**Brief:** Everything in the listing should be restated word for word.

[Records]
####

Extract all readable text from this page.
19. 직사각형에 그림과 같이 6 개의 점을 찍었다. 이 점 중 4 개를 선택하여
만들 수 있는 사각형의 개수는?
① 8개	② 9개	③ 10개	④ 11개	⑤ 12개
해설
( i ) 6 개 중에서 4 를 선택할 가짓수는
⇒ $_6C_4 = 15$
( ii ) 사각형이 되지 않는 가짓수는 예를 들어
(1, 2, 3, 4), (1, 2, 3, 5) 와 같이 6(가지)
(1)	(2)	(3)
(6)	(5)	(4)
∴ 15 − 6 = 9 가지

####

**Exercise result:**
Extract all readable text from this page.
19. 직사각형에 그림과 같이 6 개의 점을 찍었다. 이 점 중 4 개를 선택하여
만들 수 있는 사각형의 개수는?
① 8개	② 9개	③ 10개	④ 11개	⑤ 12개
해설
( i ) 6 개 중에서 4 를 선택할 가짓수는
⇒ $_6C_4 = 15$
( ii ) 사각형이 되지 않는 가짓수는 예를 들어
(1, 2, 3, 4), (1, 2, 3, 5) 와 같이 6(가지)
(1)	(2)	(3)
(6)	(5)	(4)
∴ 15 − 6 = 9 가지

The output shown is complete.